Every line with the string "Assets" should be gathered.

★ ★ ★

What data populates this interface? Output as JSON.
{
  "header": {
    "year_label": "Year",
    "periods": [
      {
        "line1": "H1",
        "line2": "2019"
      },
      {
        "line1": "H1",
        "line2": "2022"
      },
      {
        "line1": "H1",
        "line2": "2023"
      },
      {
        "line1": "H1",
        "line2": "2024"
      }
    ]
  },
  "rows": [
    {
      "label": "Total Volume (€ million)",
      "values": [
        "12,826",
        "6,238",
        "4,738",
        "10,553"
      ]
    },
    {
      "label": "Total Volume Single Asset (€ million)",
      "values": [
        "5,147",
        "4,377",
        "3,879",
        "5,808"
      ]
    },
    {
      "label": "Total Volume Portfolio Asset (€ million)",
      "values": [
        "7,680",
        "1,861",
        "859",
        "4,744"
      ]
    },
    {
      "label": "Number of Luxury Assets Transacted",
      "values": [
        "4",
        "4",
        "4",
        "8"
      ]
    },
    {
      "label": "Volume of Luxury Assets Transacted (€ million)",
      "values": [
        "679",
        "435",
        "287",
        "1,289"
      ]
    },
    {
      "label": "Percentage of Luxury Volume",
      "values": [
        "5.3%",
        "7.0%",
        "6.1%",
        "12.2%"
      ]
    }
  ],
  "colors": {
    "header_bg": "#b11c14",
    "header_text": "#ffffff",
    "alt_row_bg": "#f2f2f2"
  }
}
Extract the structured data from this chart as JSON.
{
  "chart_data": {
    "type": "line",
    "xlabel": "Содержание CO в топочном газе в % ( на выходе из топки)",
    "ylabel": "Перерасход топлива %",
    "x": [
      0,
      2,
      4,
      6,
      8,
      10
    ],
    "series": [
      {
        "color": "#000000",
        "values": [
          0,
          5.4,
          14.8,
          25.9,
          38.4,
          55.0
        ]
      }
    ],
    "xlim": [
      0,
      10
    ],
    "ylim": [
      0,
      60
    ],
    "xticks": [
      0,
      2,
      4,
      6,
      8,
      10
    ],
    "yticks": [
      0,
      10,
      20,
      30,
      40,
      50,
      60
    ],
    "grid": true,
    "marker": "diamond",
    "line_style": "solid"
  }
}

★ ★ ★

SOLUTION TO THE EXERCISE →
      "label": "Number of Luxury Assets Transacted",
      "label": "Volume of Luxury Assets Transacted (€ million)",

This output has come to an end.